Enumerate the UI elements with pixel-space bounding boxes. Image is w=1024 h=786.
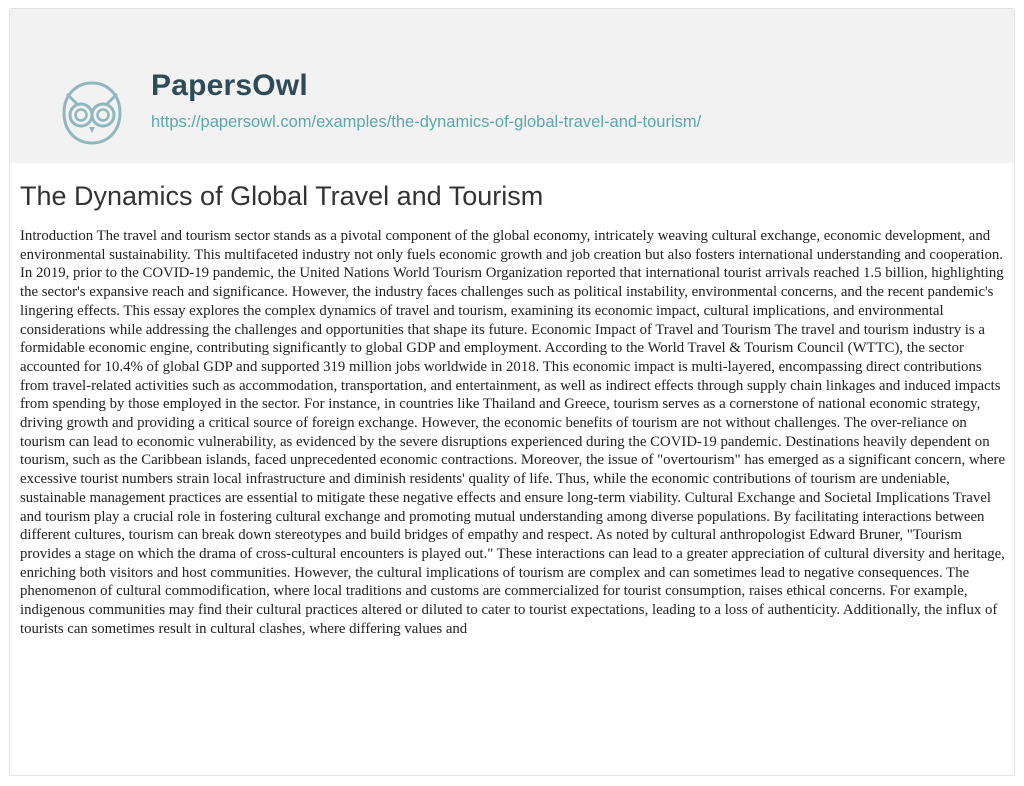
site-header bbox=[10, 9, 1014, 163]
essay-title: The Dynamics of Global Travel and Tourism bbox=[20, 181, 544, 211]
brand-name[interactable]: PapersOwl bbox=[151, 69, 308, 102]
source-url-link[interactable]: https://papersowl.com/examples/the-dynamics-of-global-travel-and-tourism/ bbox=[151, 113, 702, 131]
owl-logo-icon[interactable] bbox=[56, 77, 128, 149]
essay-body: Introduction The travel and tourism sector stands as a pivotal component of the global economy, intricately weaving cultural exchange, economic development, and environmental sustainability. This multifaceted industry not only fuels economic growth and job creation but also fosters international understanding and cooperation. In 2019, prior to the COVID-19 pandemic, the United Nations World Tourism Organization reported that international tourist arrivals reached 1.5 billion, highlighting the sector's expansive reach and significance. However, the industry faces challenges such as political instability, environmental concerns, and the recent pandemic's lingering effects. This essay explores the complex dynamics of travel and tourism, examining its economic impact, cultural implications, and environmental considerations while addressing the challenges and opportunities that shape its future. Economic Impact of Travel and Tourism The travel and tourism industry is a formidable economic engine, contributing significantly to global GDP and employment. According to the World Travel & Tourism Council (WTTC), the sector accounted for 10.4% of global GDP and supported 319 million jobs worldwide in 2018. This economic impact is multi-layered, encompassing direct contributions from travel-related activities such as accommodation, transportation, and entertainment, as well as indirect effects through supply chain linkages and induced impacts from spending by those employed in the sector. For instance, in countries like Thailand and Greece, tourism serves as a cornerstone of national economic strategy, driving growth and providing a critical source of foreign exchange. However, the economic benefits of tourism are not without challenges. The over-reliance on tourism can lead to economic vulnerability, as evidenced by the severe disruptions experienced during the COVID-19 pandemic. Destinations heavily dependent on tourism, such as the Caribbean islands, faced unprecedented economic contractions. Moreover, the issue of "overtourism" has emerged as a significant concern, where excessive tourist numbers strain local infrastructure and diminish residents' quality of life. Thus, while the economic contributions of tourism are undeniable, sustainable management practices are essential to mitigate these negative effects and ensure long-term viability. Cultural Exchange and Societal Implications Travel and tourism play a crucial role in fostering cultural exchange and promoting mutual understanding among diverse populations. By facilitating interactions between different cultures, tourism can break down stereotypes and build bridges of empathy and respect. As noted by cultural anthropologist Edward Bruner, "Tourism provides a stage on which the drama of cross-cultural encounters is played out." These interactions can lead to a greater appreciation of cultural diversity and heritage, enriching both visitors and host communities. However, the cultural implications of tourism are complex and can sometimes lead to negative consequences. The phenomenon of cultural commodification, where local traditions and customs are commercialized for tourist consumption, raises ethical concerns. For example, indigenous communities may find their cultural practices altered or diluted to cater to tourist expectations, leading to a loss of authenticity. Additionally, the influx of tourists can sometimes result in cultural clashes, where differing values and bbox=[20, 228, 1006, 637]
document-page bbox=[9, 8, 1015, 776]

= = =

**Written problem:**
Reproduce verbatim the entries above, starting at the line containing "site-header bbox=[10, 9, 1014, 163]" and continuing through the line containing "owl-logo-icon[interactable] bbox=[56, 77, 128, 149]", with both of those lines included.

**Result of this exercise:**
site-header bbox=[10, 9, 1014, 163]
essay-title: The Dynamics of Global Travel and Tourism bbox=[20, 181, 544, 211]
brand-name[interactable]: PapersOwl bbox=[151, 69, 308, 102]
source-url-link[interactable]: https://papersowl.com/examples/the-dynamics-of-global-travel-and-tourism/ bbox=[151, 113, 702, 131]
owl-logo-icon[interactable] bbox=[56, 77, 128, 149]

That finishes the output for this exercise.